(Stored data)

+ + +

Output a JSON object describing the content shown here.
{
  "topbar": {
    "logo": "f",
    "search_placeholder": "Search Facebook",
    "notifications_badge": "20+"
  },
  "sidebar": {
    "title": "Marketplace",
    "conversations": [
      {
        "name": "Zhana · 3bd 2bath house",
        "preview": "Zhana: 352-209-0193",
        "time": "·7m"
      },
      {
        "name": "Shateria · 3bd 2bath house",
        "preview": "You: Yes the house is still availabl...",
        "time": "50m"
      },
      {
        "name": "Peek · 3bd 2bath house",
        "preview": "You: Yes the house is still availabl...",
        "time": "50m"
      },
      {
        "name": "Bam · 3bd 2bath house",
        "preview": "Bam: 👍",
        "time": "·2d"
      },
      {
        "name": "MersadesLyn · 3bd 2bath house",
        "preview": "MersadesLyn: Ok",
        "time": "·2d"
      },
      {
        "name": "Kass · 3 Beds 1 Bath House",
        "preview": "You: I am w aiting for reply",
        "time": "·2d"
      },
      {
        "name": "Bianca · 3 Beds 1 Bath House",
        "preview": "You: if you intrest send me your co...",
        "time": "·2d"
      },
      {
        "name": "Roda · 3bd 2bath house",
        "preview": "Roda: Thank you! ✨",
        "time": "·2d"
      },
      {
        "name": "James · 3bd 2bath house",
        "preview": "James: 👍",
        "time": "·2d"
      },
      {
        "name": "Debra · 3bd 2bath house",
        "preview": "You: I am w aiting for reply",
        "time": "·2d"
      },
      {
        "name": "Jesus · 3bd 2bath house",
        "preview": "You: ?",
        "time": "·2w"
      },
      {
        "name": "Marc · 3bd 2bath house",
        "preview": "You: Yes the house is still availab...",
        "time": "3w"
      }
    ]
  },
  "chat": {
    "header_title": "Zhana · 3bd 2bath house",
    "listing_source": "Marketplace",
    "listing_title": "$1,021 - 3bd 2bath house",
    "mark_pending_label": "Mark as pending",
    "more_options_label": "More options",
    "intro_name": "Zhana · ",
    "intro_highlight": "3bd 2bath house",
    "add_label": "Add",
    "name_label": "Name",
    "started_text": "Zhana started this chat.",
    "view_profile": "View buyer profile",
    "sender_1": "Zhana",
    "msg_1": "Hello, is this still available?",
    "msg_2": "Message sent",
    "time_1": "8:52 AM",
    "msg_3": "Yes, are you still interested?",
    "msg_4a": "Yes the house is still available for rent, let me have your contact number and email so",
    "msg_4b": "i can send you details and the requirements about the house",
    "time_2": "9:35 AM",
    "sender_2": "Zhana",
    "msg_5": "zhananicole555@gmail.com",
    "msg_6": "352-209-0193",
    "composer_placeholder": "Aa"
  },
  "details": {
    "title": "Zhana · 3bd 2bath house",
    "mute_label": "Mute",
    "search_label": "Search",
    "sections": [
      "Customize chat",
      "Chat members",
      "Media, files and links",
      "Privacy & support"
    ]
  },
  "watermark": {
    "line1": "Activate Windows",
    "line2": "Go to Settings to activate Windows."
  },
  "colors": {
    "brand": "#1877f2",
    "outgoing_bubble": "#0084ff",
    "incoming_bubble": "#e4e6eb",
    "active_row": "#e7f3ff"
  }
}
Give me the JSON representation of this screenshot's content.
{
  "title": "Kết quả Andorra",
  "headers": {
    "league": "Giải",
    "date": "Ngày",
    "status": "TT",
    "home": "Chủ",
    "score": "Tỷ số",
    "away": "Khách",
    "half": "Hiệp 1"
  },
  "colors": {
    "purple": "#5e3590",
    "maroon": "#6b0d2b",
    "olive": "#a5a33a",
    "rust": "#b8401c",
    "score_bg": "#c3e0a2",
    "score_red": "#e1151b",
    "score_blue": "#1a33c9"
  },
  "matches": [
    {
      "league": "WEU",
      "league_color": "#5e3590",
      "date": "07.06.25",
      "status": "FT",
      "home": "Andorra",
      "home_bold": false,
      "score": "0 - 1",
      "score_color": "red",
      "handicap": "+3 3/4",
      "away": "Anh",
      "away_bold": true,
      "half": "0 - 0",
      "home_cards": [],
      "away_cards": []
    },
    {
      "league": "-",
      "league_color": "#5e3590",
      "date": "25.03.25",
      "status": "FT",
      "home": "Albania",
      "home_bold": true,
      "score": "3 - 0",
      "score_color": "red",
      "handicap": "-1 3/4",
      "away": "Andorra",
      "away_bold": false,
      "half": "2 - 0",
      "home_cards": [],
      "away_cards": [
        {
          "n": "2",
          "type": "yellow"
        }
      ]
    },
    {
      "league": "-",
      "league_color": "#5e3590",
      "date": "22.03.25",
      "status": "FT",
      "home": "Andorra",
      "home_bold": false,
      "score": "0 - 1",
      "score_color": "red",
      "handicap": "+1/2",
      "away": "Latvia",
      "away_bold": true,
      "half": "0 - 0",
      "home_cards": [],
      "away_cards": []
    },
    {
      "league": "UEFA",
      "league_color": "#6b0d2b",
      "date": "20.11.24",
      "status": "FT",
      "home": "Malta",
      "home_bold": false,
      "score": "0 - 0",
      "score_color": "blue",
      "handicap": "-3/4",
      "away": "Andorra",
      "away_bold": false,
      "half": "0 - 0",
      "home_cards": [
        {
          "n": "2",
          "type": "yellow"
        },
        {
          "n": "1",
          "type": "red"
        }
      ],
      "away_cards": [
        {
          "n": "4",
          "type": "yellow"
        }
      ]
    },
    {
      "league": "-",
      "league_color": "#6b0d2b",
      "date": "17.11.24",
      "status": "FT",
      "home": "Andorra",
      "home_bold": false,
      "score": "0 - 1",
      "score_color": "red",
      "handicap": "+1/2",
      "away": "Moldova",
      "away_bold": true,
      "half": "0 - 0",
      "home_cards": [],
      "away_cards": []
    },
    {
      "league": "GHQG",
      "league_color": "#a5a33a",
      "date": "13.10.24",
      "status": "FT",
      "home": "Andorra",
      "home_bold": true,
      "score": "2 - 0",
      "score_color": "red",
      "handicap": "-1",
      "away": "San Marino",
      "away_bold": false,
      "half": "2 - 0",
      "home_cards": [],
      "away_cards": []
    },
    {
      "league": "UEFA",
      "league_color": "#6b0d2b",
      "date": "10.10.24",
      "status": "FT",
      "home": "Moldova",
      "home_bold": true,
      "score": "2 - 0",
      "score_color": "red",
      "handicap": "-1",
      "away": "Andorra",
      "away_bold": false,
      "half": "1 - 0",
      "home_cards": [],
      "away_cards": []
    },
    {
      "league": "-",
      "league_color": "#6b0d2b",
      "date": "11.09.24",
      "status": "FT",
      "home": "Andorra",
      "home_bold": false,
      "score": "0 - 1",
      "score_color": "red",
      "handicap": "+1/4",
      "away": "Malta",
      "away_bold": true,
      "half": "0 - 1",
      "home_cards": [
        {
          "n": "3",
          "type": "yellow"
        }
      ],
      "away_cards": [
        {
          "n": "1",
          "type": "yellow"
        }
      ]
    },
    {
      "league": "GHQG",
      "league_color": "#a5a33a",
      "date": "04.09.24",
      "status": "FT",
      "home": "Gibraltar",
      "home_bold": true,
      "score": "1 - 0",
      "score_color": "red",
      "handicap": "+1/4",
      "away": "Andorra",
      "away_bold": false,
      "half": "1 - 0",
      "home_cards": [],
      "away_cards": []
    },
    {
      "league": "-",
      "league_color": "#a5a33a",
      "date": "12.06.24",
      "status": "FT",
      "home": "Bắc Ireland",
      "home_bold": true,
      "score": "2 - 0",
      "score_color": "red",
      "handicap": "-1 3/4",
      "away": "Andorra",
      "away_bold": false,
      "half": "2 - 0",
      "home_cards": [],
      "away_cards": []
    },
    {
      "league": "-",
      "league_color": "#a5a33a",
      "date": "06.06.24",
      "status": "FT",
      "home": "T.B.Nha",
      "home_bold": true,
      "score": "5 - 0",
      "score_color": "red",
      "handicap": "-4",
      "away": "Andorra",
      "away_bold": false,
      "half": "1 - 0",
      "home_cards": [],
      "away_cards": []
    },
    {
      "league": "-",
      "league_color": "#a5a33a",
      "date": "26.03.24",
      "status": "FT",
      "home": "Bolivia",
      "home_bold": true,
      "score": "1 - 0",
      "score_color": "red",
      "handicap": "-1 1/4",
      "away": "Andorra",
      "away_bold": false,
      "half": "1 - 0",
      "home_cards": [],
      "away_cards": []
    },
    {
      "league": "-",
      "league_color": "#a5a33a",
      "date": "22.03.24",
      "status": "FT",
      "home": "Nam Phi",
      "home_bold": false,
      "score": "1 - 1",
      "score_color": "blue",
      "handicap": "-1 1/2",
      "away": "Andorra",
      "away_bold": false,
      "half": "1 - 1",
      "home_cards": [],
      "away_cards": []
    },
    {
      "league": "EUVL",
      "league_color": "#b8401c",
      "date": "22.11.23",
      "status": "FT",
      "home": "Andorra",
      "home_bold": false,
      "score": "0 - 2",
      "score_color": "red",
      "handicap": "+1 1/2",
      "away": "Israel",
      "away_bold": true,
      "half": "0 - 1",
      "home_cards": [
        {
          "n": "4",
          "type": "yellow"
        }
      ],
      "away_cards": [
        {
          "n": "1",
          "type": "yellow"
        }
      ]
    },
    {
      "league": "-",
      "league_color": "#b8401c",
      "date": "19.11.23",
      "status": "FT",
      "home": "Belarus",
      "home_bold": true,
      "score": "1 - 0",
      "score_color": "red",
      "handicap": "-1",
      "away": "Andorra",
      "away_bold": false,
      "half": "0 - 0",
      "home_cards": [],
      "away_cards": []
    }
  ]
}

+ + +

-- TO DO --
Identify the lines of the data that contain the word "Search". Copy each of them.

-- TASK RESULT --
    "search_placeholder": "Search Facebook",
    "search_label": "Search",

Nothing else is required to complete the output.